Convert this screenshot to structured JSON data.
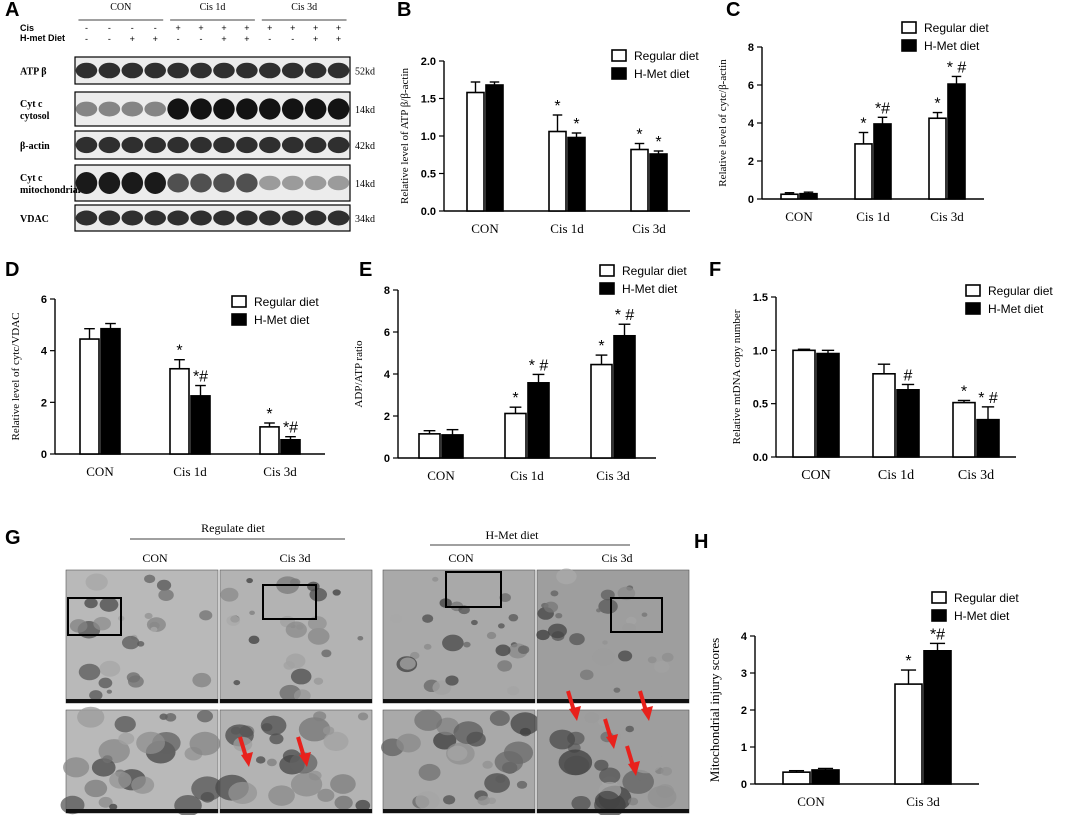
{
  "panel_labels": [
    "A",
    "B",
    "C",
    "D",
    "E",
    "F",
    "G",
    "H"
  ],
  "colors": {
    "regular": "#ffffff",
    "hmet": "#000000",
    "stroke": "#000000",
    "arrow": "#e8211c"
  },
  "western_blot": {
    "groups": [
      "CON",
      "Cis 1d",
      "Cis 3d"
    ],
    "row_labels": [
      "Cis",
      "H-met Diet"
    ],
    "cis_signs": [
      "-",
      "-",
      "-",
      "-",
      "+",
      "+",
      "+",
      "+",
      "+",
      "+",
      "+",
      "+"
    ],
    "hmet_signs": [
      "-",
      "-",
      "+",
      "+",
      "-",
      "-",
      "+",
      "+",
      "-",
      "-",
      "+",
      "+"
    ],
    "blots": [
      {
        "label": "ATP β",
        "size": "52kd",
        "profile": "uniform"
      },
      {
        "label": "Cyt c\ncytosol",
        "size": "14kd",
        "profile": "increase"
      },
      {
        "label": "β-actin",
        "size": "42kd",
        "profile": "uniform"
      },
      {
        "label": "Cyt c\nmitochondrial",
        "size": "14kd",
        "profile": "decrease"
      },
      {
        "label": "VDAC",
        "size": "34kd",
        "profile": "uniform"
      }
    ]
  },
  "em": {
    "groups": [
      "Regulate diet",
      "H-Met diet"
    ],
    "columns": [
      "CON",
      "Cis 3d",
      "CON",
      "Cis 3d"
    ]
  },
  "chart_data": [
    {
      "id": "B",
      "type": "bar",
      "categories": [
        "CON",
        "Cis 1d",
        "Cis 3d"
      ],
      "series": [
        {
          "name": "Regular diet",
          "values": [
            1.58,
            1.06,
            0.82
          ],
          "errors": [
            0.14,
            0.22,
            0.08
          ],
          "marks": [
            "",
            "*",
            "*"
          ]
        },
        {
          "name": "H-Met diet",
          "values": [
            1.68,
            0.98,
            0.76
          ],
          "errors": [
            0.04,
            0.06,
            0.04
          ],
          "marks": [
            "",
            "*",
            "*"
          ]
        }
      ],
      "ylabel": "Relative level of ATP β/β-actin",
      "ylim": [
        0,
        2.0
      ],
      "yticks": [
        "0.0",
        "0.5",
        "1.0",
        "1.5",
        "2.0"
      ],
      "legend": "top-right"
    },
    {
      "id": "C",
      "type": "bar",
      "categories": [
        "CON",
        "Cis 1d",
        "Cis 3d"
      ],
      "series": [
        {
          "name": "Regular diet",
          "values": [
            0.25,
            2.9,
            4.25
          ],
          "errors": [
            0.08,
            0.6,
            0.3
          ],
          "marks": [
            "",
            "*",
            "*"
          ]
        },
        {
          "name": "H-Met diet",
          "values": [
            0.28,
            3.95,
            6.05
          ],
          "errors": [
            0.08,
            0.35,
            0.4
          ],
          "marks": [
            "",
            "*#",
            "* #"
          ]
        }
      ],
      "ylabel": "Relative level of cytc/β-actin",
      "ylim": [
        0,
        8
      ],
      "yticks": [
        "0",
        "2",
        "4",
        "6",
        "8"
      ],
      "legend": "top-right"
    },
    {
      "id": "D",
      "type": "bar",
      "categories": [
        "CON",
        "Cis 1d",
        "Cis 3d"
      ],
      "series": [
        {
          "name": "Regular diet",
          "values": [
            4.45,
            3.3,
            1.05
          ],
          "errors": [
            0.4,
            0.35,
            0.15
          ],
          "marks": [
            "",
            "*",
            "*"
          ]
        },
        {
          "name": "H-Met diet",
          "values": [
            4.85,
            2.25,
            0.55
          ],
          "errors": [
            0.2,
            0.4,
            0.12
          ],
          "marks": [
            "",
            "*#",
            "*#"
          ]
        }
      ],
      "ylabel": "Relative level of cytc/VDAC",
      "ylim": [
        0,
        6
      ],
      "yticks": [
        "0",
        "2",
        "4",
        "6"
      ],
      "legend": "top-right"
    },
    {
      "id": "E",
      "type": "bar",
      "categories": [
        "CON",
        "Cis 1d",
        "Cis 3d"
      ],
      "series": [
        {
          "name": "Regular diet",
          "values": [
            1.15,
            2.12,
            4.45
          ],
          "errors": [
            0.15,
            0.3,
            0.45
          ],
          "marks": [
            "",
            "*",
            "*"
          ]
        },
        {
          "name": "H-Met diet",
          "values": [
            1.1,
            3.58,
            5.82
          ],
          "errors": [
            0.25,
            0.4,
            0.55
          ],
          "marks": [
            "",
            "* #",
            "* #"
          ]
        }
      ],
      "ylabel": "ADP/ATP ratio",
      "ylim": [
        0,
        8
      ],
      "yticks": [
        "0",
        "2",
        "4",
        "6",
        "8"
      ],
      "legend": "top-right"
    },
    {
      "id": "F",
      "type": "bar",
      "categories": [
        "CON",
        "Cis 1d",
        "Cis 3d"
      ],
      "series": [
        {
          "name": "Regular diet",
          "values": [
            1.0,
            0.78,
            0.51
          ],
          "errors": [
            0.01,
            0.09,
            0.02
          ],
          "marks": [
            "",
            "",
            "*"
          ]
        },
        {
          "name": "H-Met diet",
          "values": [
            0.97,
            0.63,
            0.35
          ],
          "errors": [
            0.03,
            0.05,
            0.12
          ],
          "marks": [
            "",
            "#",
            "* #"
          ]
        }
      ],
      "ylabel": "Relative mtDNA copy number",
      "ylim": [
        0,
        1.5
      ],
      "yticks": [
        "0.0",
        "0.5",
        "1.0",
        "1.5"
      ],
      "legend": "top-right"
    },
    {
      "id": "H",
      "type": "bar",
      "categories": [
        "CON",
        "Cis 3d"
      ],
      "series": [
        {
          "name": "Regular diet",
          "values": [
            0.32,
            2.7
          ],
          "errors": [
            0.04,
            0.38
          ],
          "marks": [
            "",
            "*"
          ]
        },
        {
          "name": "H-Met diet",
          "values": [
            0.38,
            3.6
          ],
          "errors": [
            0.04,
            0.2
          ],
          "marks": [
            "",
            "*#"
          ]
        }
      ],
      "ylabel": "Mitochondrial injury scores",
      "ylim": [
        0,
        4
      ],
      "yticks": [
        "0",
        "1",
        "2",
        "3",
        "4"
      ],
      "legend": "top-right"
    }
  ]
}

****************

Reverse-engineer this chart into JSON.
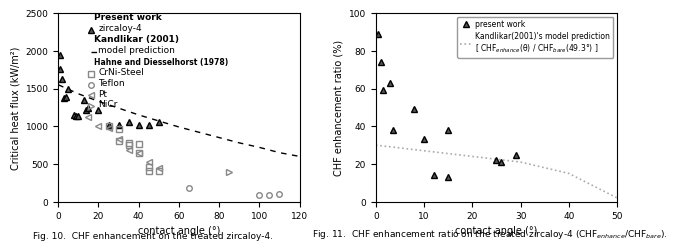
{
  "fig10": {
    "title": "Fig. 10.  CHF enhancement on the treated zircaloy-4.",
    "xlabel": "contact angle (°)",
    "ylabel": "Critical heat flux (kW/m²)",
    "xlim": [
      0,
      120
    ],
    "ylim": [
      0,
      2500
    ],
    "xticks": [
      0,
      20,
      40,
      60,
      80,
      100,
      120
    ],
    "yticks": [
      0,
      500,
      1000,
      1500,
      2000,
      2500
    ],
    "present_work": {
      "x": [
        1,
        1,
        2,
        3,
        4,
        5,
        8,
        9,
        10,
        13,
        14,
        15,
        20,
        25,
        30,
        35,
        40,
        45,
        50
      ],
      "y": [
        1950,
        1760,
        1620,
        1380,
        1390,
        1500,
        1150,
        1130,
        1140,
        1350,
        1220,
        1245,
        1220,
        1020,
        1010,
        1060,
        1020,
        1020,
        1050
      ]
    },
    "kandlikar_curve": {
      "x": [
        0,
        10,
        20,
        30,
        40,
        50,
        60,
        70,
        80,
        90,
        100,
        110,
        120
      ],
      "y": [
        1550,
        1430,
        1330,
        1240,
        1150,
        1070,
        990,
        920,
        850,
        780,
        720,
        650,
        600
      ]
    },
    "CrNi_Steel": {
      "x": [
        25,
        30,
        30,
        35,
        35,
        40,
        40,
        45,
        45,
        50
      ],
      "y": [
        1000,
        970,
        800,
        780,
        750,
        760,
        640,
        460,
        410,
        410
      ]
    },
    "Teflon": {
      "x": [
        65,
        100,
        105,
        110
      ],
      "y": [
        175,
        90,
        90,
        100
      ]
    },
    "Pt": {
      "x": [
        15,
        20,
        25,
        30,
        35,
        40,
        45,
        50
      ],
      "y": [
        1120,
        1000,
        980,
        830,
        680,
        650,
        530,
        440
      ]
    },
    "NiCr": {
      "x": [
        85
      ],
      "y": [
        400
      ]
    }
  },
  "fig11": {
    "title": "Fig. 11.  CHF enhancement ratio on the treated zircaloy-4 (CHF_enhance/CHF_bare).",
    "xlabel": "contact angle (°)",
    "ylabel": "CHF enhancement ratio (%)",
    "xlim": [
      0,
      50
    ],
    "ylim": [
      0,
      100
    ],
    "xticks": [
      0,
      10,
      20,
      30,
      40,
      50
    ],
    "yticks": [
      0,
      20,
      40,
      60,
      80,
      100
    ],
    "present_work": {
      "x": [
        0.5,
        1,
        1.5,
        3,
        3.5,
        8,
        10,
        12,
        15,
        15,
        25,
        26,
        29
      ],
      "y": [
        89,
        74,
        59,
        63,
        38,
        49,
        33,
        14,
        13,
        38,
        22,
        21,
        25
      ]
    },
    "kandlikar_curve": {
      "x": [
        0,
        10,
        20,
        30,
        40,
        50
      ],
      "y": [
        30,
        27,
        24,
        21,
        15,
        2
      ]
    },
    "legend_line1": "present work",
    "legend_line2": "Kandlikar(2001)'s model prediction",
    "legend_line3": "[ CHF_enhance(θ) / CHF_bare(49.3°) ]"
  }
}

****************

#### [Work to do]
Go through the material line by line. Show each line that contains the string "zircaloy".

#### [Output of the task]
    "title": "Fig. 10.  CHF enhancement on the treated zircaloy-4.",
    "title": "Fig. 11.  CHF enhancement ratio on the treated zircaloy-4 (CHF_enhance/CHF_bare).",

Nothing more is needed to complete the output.